→ PASSAGE SHOWN:
================

Participants determined eligible for family stabilization services must have access to
employment and training services under sections 256J.515 to 256J.575, to the extent these
services are available to other MFIP participants.

    Sec. 5. Minnesota Statutes 2010, section 256J.575, subdivision 6, is amended to read:
    Subd. 6. Cooperation with services requirements. (a) A participant who is eligible
for family stabilization services under this section shall comply with paragraphs (b) to (d).
    (b) Participants shall engage in family stabilization plan services for the appropriate
number of hours per week that the activities are scheduled and available, based on the
needs of the participant and the participant's family, unless good cause exists for not
doing so, as defined in section 256J.57, subdivision 1. The appropriate number of hours
must be based on the participant's plan.
    (c) The case manager county agency or employment services agency shall review
the participant's progress toward the goals in the family stabilization plan every six
months to determine whether conditions have changed, including whether revisions to
the plan are needed.
    (d) A participant's requirement to comply with any or all family stabilization plan
requirements under this subdivision is excused when the case management services,
training and educational services, or family support services identified in the participant's
family stabilization plan are unavailable for reasons beyond the control of the participant,
including when money appropriated is not sufficient to provide the services.

    Sec. 6. Minnesota Statutes 2010, section 256J.575, subdivision 8, is amended to read:
    Subd. 8. Funding. (a) The commissioner of human services shall treat MFIP
expenditures made to or on behalf of any minor child under this section, who is part of a
household that meets criteria in subdivision 3, as expenditures under a separately funded
state program. These expenditures shall not count toward the state's maintenance of effort
requirements under the federal TANF program.

================

→ TASK INSTRUCTIONS:
1 - In the statute text, rewrite paragraph (d), beginning "A participant's requirement to comply," as a short bulleted list that keeps its main facts.
2 - Retype the stretch of the statute text from "Sec. 5. Minnesota" through "the participant's plan." word for word.

================

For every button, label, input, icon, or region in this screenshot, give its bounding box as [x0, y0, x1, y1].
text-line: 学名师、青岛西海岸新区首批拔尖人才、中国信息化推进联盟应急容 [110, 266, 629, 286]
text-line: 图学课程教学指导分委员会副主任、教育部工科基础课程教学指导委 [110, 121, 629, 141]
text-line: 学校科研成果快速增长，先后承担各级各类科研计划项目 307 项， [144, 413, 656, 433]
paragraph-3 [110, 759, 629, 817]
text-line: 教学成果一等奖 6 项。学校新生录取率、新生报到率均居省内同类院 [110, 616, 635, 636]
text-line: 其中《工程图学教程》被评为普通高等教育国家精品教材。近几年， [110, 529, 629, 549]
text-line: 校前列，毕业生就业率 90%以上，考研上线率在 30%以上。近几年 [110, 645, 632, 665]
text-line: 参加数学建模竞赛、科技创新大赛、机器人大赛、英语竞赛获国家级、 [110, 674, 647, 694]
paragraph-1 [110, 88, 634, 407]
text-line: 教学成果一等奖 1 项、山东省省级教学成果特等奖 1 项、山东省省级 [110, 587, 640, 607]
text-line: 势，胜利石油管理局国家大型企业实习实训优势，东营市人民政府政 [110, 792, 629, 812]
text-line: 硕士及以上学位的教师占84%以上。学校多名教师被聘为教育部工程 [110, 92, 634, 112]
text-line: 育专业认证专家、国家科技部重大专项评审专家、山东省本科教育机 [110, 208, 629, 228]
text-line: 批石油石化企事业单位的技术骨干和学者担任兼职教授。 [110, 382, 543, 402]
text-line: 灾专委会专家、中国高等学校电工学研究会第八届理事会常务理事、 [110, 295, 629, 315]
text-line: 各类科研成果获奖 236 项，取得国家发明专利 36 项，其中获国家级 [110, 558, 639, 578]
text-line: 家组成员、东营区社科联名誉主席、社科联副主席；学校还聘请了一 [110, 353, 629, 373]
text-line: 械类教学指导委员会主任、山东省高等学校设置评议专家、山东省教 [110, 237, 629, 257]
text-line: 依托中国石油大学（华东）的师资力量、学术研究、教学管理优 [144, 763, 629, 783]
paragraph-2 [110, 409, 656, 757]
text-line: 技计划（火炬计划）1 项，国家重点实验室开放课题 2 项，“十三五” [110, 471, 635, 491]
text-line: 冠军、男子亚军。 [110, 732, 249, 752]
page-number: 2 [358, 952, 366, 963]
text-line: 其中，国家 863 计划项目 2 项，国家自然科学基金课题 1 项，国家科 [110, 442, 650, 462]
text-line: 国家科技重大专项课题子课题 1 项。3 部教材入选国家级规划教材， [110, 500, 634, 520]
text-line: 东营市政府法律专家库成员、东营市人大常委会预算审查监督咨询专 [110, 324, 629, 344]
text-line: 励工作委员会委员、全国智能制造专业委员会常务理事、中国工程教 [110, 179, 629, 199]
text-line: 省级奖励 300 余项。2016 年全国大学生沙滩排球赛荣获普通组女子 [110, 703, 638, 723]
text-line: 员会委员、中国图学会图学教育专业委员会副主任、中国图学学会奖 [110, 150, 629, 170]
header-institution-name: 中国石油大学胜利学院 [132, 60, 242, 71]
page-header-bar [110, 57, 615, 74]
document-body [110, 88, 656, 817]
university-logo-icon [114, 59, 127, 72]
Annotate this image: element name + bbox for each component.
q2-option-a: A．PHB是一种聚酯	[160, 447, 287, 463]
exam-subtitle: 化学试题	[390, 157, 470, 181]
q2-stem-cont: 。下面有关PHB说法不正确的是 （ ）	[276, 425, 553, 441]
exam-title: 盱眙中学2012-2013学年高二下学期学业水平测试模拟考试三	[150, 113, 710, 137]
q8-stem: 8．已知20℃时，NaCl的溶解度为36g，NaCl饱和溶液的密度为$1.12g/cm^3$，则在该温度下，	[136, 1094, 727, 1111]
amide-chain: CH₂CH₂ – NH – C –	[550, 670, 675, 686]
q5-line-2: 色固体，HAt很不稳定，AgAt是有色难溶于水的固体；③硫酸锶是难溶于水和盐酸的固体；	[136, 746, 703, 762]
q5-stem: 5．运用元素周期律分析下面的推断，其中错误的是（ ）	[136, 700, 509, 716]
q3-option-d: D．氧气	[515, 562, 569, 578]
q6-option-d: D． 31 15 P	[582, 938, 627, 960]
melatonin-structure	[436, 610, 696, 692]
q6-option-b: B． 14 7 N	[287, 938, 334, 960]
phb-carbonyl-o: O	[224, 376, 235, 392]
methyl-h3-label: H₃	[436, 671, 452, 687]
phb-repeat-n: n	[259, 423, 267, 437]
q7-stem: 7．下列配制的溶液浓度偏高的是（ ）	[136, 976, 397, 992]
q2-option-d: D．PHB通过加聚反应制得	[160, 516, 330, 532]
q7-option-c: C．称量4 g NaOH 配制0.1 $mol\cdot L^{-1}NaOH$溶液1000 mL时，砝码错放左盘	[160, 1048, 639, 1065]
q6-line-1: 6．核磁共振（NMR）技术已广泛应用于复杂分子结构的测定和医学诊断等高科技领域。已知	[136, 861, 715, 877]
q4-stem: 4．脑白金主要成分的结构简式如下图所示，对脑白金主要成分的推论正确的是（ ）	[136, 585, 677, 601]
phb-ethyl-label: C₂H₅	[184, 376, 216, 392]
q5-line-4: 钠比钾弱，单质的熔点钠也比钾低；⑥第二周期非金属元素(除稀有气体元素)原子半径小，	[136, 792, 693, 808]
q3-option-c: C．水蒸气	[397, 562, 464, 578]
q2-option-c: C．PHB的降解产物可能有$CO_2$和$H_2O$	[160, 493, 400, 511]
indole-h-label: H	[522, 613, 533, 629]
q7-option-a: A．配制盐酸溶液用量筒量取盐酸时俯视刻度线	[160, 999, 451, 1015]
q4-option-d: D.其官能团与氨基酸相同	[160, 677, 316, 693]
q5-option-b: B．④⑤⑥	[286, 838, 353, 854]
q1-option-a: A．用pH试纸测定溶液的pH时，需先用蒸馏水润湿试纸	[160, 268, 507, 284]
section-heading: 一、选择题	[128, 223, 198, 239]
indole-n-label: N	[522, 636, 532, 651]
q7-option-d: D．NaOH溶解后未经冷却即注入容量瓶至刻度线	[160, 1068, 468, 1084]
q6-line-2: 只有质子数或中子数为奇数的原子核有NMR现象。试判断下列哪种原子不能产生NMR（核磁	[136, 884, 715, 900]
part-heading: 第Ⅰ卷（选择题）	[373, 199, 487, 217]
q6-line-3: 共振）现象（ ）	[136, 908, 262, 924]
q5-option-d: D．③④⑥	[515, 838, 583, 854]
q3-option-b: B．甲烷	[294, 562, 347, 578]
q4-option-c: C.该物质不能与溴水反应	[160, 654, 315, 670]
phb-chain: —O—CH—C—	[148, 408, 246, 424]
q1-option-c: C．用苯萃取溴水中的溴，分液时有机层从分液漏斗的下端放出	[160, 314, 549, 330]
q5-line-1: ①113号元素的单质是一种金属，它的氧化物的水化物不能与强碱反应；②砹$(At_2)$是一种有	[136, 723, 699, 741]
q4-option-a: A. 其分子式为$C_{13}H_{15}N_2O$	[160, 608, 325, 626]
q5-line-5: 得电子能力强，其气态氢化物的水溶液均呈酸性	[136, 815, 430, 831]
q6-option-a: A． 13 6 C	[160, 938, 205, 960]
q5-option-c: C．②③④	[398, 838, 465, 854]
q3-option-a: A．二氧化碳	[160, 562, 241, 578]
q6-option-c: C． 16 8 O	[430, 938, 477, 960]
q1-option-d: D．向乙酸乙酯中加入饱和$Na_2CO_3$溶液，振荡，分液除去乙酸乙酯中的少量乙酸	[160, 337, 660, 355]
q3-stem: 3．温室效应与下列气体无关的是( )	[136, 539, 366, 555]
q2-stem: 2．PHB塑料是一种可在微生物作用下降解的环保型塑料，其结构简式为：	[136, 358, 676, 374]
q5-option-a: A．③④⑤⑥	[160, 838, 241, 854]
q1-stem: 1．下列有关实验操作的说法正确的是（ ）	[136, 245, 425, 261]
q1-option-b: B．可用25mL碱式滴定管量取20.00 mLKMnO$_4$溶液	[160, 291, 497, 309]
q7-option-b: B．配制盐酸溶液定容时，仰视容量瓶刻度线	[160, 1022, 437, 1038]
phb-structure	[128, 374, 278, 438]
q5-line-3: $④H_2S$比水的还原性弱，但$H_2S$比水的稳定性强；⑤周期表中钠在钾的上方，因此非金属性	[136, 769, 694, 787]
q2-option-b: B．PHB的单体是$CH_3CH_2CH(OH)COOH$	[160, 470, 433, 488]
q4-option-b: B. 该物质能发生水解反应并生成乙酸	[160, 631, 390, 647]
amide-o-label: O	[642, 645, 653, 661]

================

→ RESPONSE LIST:
1 -
- A participant is excused from any or all family stabilization plan requirements under this subdivision.
- This applies when the case management, training and educational, or family support services named in the participant's plan are unavailable.
- The unavailability must be for reasons beyond the participant's control.
- One such reason is that the money appropriated is not enough to provide the services.

2 -
Sec. 5. Minnesota Statutes 2010, section 256J.575, subdivision 6, is amended to read:
    Subd. 6. Cooperation with services requirements. (a) A participant who is eligible
for family stabilization services under this section shall comply with paragraphs (b) to (d).
    (b) Participants shall engage in family stabilization plan services for the appropriate
number of hours per week that the activities are scheduled and available, based on the
needs of the participant and the participant's family, unless good cause exists for not
doing so, as defined in section 256J.57, subdivision 1. The appropriate number of hours
must be based on the participant's plan.